#### Source records ####

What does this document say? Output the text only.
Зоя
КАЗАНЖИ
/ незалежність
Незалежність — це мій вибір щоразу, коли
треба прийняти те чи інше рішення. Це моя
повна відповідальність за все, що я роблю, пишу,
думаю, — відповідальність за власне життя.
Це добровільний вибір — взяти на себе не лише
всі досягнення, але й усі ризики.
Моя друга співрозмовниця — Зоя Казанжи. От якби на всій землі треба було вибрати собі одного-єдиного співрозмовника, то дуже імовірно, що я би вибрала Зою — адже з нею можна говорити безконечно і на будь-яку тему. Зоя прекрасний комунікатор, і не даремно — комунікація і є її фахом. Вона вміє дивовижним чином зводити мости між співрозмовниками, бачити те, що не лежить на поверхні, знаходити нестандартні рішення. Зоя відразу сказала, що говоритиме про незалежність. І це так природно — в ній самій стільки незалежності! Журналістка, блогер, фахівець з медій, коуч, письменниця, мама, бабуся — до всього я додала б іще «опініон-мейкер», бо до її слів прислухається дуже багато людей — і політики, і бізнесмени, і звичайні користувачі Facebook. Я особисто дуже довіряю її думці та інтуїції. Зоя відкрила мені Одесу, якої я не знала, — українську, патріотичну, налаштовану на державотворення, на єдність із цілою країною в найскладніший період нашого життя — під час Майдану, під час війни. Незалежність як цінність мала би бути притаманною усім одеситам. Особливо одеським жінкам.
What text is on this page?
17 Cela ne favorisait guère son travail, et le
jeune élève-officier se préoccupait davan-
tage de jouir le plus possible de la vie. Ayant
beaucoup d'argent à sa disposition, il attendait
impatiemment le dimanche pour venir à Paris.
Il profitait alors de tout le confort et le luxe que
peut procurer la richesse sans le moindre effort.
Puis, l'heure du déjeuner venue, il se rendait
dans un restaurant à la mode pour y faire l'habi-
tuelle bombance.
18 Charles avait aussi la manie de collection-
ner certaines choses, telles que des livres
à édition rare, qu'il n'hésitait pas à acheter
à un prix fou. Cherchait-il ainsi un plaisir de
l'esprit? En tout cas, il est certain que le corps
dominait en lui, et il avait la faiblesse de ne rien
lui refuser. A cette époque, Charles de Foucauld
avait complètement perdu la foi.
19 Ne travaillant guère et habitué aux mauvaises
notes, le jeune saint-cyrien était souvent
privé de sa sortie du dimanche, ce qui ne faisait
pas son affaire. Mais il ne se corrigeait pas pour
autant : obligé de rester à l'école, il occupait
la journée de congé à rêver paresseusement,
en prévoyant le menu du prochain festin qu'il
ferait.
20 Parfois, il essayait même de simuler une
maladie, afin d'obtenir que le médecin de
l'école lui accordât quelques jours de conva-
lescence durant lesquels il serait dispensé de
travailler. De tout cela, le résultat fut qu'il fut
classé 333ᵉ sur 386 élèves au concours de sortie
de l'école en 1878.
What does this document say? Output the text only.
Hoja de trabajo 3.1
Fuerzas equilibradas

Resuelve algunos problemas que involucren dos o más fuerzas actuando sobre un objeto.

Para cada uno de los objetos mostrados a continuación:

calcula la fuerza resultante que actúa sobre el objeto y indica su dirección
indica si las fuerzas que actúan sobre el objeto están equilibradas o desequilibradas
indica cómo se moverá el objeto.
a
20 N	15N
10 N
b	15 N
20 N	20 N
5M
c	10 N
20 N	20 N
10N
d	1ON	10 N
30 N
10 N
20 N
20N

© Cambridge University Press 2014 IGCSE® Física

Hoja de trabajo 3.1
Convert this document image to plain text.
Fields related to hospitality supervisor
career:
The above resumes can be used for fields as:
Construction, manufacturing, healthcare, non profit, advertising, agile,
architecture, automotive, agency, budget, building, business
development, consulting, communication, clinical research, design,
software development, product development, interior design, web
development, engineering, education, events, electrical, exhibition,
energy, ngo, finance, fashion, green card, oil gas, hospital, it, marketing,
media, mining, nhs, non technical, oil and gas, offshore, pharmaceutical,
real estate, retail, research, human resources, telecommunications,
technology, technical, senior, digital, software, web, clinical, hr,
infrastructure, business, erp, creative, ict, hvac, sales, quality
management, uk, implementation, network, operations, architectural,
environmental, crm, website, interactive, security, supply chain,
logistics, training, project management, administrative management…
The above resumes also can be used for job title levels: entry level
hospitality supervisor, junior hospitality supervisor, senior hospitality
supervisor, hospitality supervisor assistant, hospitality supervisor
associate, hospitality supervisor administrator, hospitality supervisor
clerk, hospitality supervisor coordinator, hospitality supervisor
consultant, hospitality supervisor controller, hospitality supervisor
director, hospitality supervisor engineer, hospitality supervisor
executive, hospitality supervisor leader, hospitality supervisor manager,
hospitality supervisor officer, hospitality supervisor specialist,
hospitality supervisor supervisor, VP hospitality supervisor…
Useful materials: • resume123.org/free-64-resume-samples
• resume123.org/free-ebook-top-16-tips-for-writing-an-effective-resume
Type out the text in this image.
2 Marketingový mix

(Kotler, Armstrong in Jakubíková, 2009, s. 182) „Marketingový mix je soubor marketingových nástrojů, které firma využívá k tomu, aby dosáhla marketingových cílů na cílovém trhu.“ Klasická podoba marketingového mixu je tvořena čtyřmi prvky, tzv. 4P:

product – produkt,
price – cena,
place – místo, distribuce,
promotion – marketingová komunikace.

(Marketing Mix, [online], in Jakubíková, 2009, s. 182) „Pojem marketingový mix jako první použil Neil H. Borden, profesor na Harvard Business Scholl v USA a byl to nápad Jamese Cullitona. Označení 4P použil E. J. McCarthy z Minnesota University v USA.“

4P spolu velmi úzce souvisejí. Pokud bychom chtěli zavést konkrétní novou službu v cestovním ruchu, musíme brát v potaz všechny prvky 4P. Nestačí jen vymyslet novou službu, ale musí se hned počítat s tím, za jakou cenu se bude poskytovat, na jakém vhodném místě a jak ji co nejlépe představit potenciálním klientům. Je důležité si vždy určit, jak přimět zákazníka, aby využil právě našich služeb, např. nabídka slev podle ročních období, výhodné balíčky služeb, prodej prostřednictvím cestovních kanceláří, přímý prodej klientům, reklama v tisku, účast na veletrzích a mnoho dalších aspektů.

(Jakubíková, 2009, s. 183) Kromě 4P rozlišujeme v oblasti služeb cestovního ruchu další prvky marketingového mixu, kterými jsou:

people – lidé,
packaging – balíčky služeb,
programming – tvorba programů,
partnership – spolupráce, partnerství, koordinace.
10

####

Work instructions = Reproduce each line verbatim.

The reply =
What does this document say? Output the text only.
Зоя
КАЗАНЖИ
/ незалежність
Незалежність — це мій вибір щоразу, коли
треба прийняти те чи інше рішення. Це моя
повна відповідальність за все, що я роблю, пишу,
думаю, — відповідальність за власне життя.
Це добровільний вибір — взяти на себе не лише
всі досягнення, але й усі ризики.
Моя друга співрозмовниця — Зоя Казанжи. От якби на всій землі треба було вибрати собі одного-єдиного співрозмовника, то дуже імовірно, що я би вибрала Зою — адже з нею можна говорити безконечно і на будь-яку тему. Зоя прекрасний комунікатор, і не даремно — комунікація і є її фахом. Вона вміє дивовижним чином зводити мости між співрозмовниками, бачити те, що не лежить на поверхні, знаходити нестандартні рішення. Зоя відразу сказала, що говоритиме про незалежність. І це так природно — в ній самій стільки незалежності! Журналістка, блогер, фахівець з медій, коуч, письменниця, мама, бабуся — до всього я додала б іще «опініон-мейкер», бо до її слів прислухається дуже багато людей — і політики, і бізнесмени, і звичайні користувачі Facebook. Я особисто дуже довіряю її думці та інтуїції. Зоя відкрила мені Одесу, якої я не знала, — українську, патріотичну, налаштовану на державотворення, на єдність із цілою країною в найскладніший період нашого життя — під час Майдану, під час війни. Незалежність як цінність мала би бути притаманною усім одеситам. Особливо одеським жінкам.
What text is on this page?
17 Cela ne favorisait guère son travail, et le
jeune élève-officier se préoccupait davan-
tage de jouir le plus possible de la vie. Ayant
beaucoup d'argent à sa disposition, il attendait
impatiemment le dimanche pour venir à Paris.
Il profitait alors de tout le confort et le luxe que
peut procurer la richesse sans le moindre effort.
Puis, l'heure du déjeuner venue, il se rendait
dans un restaurant à la mode pour y faire l'habi-
tuelle bombance.
18 Charles avait aussi la manie de collection-
ner certaines choses, telles que des livres
à édition rare, qu'il n'hésitait pas à acheter
à un prix fou. Cherchait-il ainsi un plaisir de
l'esprit? En tout cas, il est certain que le corps
dominait en lui, et il avait la faiblesse de ne rien
lui refuser. A cette époque, Charles de Foucauld
avait complètement perdu la foi.
19 Ne travaillant guère et habitué aux mauvaises
notes, le jeune saint-cyrien était souvent
privé de sa sortie du dimanche, ce qui ne faisait
pas son affaire. Mais il ne se corrigeait pas pour
autant : obligé de rester à l'école, il occupait
la journée de congé à rêver paresseusement,
en prévoyant le menu du prochain festin qu'il
ferait.
20 Parfois, il essayait même de simuler une
maladie, afin d'obtenir que le médecin de
l'école lui accordât quelques jours de conva-
lescence durant lesquels il serait dispensé de
travailler. De tout cela, le résultat fut qu'il fut
classé 333ᵉ sur 386 élèves au concours de sortie
de l'école en 1878.
What does this document say? Output the text only.
Hoja de trabajo 3.1
Fuerzas equilibradas

Resuelve algunos problemas que involucren dos o más fuerzas actuando sobre un objeto.

Para cada uno de los objetos mostrados a continuación:

calcula la fuerza resultante que actúa sobre el objeto y indica su dirección
indica si las fuerzas que actúan sobre el objeto están equilibradas o desequilibradas
indica cómo se moverá el objeto.
a
20 N	15N
10 N
b	15 N
20 N	20 N
5M
c	10 N
20 N	20 N
10N
d	1ON	10 N
30 N
10 N
20 N
20N

© Cambridge University Press 2014 IGCSE® Física

Hoja de trabajo 3.1
Convert this document image to plain text.
Fields related to hospitality supervisor
career:
The above resumes can be used for fields as:
Construction, manufacturing, healthcare, non profit, advertising, agile,
architecture, automotive, agency, budget, building, business
development, consulting, communication, clinical research, design,
software development, product development, interior design, web
development, engineering, education, events, electrical, exhibition,
energy, ngo, finance, fashion, green card, oil gas, hospital, it, marketing,
media, mining, nhs, non technical, oil and gas, offshore, pharmaceutical,
real estate, retail, research, human resources, telecommunications,
technology, technical, senior, digital, software, web, clinical, hr,
infrastructure, business, erp, creative, ict, hvac, sales, quality
management, uk, implementation, network, operations, architectural,
environmental, crm, website, interactive, security, supply chain,
logistics, training, project management, administrative management…
The above resumes also can be used for job title levels: entry level
hospitality supervisor, junior hospitality supervisor, senior hospitality
supervisor, hospitality supervisor assistant, hospitality supervisor
associate, hospitality supervisor administrator, hospitality supervisor
clerk, hospitality supervisor coordinator, hospitality supervisor
consultant, hospitality supervisor controller, hospitality supervisor
director, hospitality supervisor engineer, hospitality supervisor
executive, hospitality supervisor leader, hospitality supervisor manager,
hospitality supervisor officer, hospitality supervisor specialist,
hospitality supervisor supervisor, VP hospitality supervisor…
Useful materials: • resume123.org/free-64-resume-samples
• resume123.org/free-ebook-top-16-tips-for-writing-an-effective-resume
Type out the text in this image.
2 Marketingový mix

(Kotler, Armstrong in Jakubíková, 2009, s. 182) „Marketingový mix je soubor marketingových nástrojů, které firma využívá k tomu, aby dosáhla marketingových cílů na cílovém trhu.“ Klasická podoba marketingového mixu je tvořena čtyřmi prvky, tzv. 4P:

product – produkt,
price – cena,
place – místo, distribuce,
promotion – marketingová komunikace.

(Marketing Mix, [online], in Jakubíková, 2009, s. 182) „Pojem marketingový mix jako první použil Neil H. Borden, profesor na Harvard Business Scholl v USA a byl to nápad Jamese Cullitona. Označení 4P použil E. J. McCarthy z Minnesota University v USA.“

4P spolu velmi úzce souvisejí. Pokud bychom chtěli zavést konkrétní novou službu v cestovním ruchu, musíme brát v potaz všechny prvky 4P. Nestačí jen vymyslet novou službu, ale musí se hned počítat s tím, za jakou cenu se bude poskytovat, na jakém vhodném místě a jak ji co nejlépe představit potenciálním klientům. Je důležité si vždy určit, jak přimět zákazníka, aby využil právě našich služeb, např. nabídka slev podle ročních období, výhodné balíčky služeb, prodej prostřednictvím cestovních kanceláří, přímý prodej klientům, reklama v tisku, účast na veletrzích a mnoho dalších aspektů.

(Jakubíková, 2009, s. 183) Kromě 4P rozlišujeme v oblasti služeb cestovního ruchu další prvky marketingového mixu, kterými jsou:

people – lidé,
packaging – balíčky služeb,
programming – tvorba programů,
partnership – spolupráce, partnerství, koordinace.
10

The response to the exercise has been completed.